[DATASET ROWS start]
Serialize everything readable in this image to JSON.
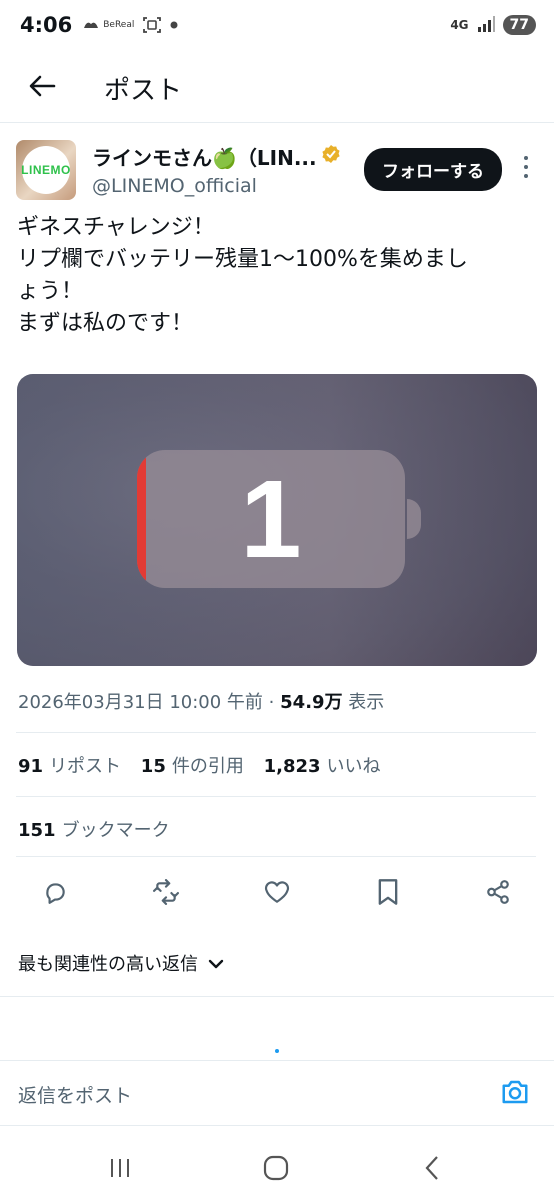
{
  "status_bar": {
    "time": "4:06",
    "bereal_label": "BeReal",
    "network": "4G",
    "battery": "77"
  },
  "header": {
    "title": "ポスト"
  },
  "author": {
    "name": "ラインモさん🍏（LIN...",
    "handle": "@LINEMO_official",
    "avatar_text": "LINEMO",
    "follow_label": "フォローする",
    "verified_color": "#e8b02a"
  },
  "tweet": {
    "lines": [
      "ギネスチャレンジ！",
      "リプ欄でバッテリー残量1〜100%を集めまし",
      "ょう！",
      "まずは私のです！"
    ]
  },
  "media": {
    "battery_number": "1",
    "battery_level": 0.01,
    "fill_color": "#e23b35"
  },
  "meta": {
    "datetime": "2026年03月31日 10:00 午前",
    "separator": "·",
    "views_count": "54.9万",
    "views_label": "表示"
  },
  "stats": {
    "reposts_count": "91",
    "reposts_label": "リポスト",
    "quotes_count": "15",
    "quotes_label": "件の引用",
    "likes_count": "1,823",
    "likes_label": "いいね",
    "bookmarks_count": "151",
    "bookmarks_label": "ブックマーク"
  },
  "replies": {
    "sort_label": "最も関連性の高い返信",
    "input_placeholder": "返信をポスト"
  },
  "colors": {
    "accent": "#1d9bf0",
    "text": "#0f1419",
    "muted": "#536471"
  }
}
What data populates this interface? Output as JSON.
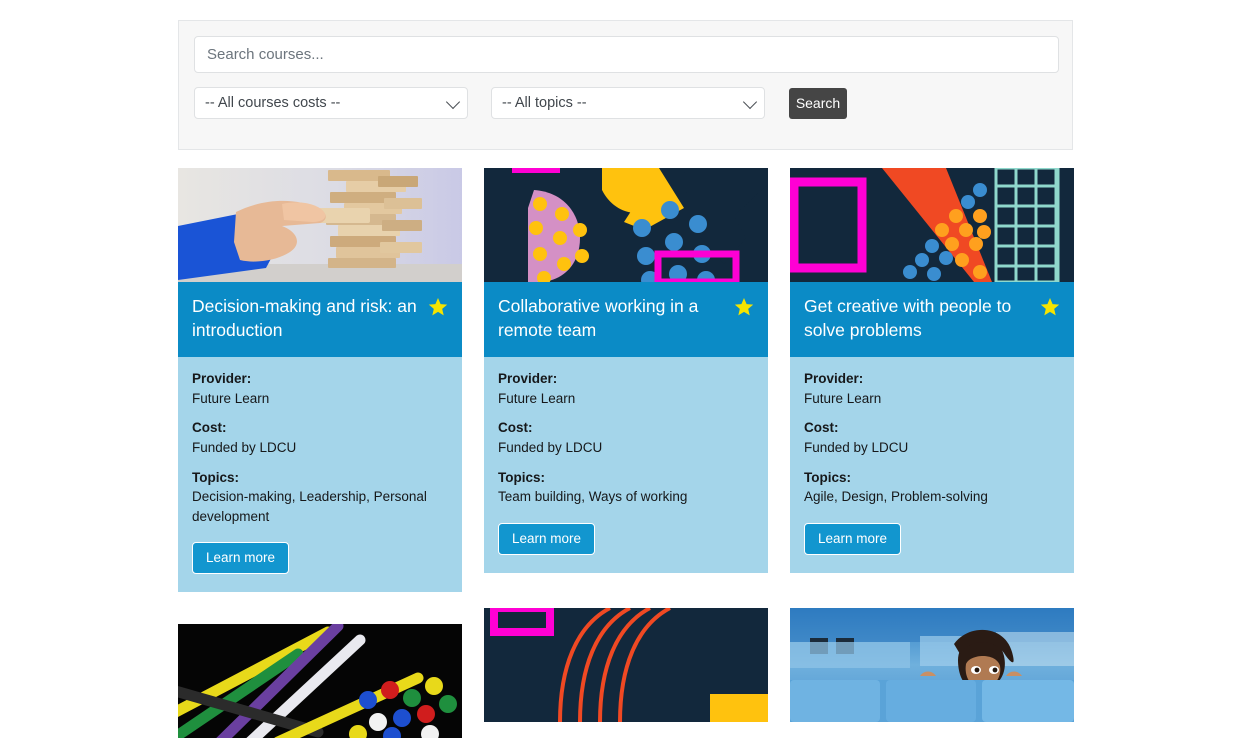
{
  "search": {
    "placeholder": "Search courses...",
    "value": "",
    "cost_filter_selected": "-- All courses costs --",
    "topic_filter_selected": "-- All topics --",
    "search_button_label": "Search",
    "caret_icon": "chevron-down-icon"
  },
  "labels": {
    "provider": "Provider:",
    "cost": "Cost:",
    "topics": "Topics:",
    "learn_more": "Learn more",
    "star_icon": "star-icon"
  },
  "colors": {
    "header_blue": "#0b8bc6",
    "body_blue": "#a4d5ea",
    "star_yellow": "#f5e400",
    "button_blue": "#1296cf",
    "search_button_gray": "#454545",
    "panel_gray": "#f7f7f7",
    "artwork_navy": "#12283c",
    "artwork_magenta": "#ff00d4",
    "artwork_yellow": "#ffc20e",
    "artwork_orange": "#f04923",
    "artwork_blue_dot": "#3a8dd0",
    "artwork_pink": "#d490c5",
    "artwork_mint": "#8fd8cc"
  },
  "cards": [
    {
      "title": "Decision-making and risk: an introduction",
      "provider": "Future Learn",
      "cost": "Funded by LDCU",
      "topics": "Decision-making, Leadership, Personal development",
      "image": "photo-hand-wooden-block-tower",
      "starred": true
    },
    {
      "title": "Collaborative working in a remote team",
      "provider": "Future Learn",
      "cost": "Funded by LDCU",
      "topics": "Team building, Ways of working",
      "image": "abstract-geometric-dots-shapes",
      "starred": true
    },
    {
      "title": "Get creative with people to solve problems",
      "provider": "Future Learn",
      "cost": "Funded by LDCU",
      "topics": "Agile, Design, Problem-solving",
      "image": "abstract-geometric-grid-diagonal",
      "starred": true
    }
  ],
  "cards_row2": [
    {
      "image": "photo-colourful-braided-ropes"
    },
    {
      "image": "abstract-navy-red-curves"
    },
    {
      "image": "photo-woman-peeking-over-office-cubicle"
    }
  ]
}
[DATASET ROWS end]
Pull out all lines of the data with the string "Decision".

WRITTEN ANSWER
      "title": "Decision-making and risk: an introduction",
      "topics": "Decision-making, Leadership, Personal development",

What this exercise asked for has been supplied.